── Extracted material

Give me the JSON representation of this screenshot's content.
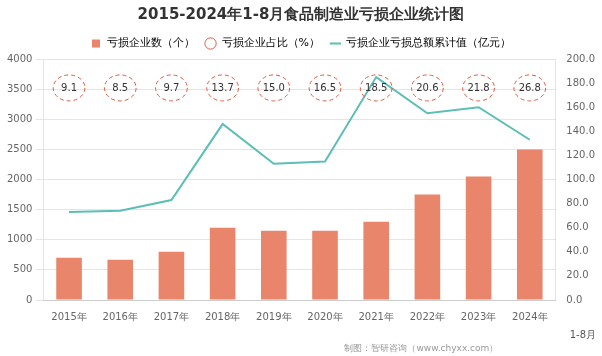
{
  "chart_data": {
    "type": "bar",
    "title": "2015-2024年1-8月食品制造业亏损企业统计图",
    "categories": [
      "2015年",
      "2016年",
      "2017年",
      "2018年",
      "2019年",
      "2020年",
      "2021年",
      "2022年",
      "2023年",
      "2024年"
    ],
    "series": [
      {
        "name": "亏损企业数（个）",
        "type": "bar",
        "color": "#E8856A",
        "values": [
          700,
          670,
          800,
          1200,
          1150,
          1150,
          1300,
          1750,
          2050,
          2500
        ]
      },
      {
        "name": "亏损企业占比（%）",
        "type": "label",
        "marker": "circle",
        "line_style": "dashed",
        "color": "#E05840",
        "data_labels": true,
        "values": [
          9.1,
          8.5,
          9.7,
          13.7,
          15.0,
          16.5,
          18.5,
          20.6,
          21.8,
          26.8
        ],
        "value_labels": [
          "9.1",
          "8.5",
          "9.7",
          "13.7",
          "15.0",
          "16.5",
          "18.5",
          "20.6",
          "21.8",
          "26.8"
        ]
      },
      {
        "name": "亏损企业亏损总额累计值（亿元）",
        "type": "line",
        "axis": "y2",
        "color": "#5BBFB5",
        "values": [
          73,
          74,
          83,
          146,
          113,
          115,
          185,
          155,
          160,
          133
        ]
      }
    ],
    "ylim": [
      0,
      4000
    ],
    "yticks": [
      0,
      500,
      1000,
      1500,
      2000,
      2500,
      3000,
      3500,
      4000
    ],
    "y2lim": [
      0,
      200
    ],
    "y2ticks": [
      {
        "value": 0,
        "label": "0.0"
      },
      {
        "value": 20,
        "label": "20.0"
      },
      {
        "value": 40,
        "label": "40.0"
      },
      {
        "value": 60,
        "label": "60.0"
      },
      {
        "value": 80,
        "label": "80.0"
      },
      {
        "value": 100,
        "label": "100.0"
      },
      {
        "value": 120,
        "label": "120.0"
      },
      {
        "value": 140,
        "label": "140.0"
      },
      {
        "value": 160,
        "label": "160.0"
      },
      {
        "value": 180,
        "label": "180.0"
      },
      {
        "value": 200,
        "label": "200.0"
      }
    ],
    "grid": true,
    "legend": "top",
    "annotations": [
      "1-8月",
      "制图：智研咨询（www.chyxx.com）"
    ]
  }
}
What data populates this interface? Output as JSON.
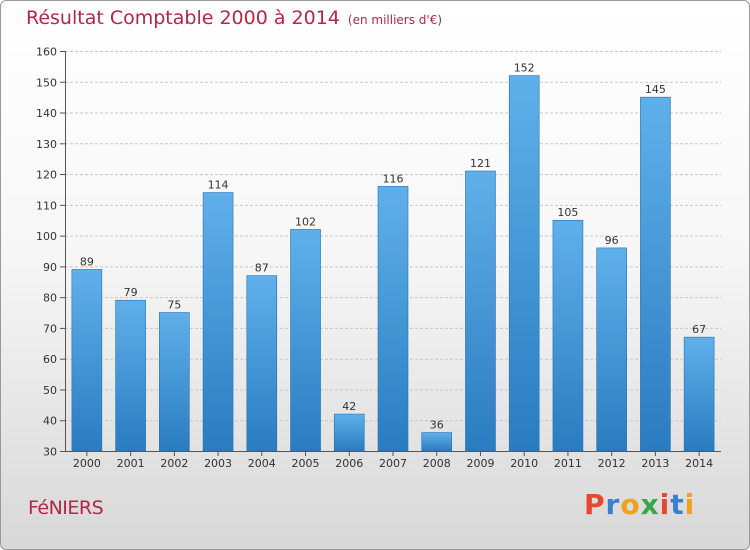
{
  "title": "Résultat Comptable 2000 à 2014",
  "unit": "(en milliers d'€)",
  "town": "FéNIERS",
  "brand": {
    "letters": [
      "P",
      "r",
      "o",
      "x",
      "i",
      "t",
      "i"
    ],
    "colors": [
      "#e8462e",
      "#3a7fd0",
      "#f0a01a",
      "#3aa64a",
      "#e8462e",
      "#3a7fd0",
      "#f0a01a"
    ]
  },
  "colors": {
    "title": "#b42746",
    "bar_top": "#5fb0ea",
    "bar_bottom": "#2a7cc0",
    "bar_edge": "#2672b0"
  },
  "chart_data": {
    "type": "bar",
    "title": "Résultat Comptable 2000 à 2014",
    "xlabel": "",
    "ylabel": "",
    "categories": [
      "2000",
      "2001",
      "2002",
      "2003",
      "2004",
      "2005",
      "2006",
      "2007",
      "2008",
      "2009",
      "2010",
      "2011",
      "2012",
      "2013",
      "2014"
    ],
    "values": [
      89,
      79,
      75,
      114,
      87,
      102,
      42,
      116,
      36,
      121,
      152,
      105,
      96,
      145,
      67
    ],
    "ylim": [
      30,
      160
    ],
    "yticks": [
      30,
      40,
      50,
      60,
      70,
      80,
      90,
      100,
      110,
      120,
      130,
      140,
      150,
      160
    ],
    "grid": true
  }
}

────

Copy out every line of the data that includes the word "this".

Give me the JSON representation of this screenshot's content.
What data populates this interface? Output as JSON.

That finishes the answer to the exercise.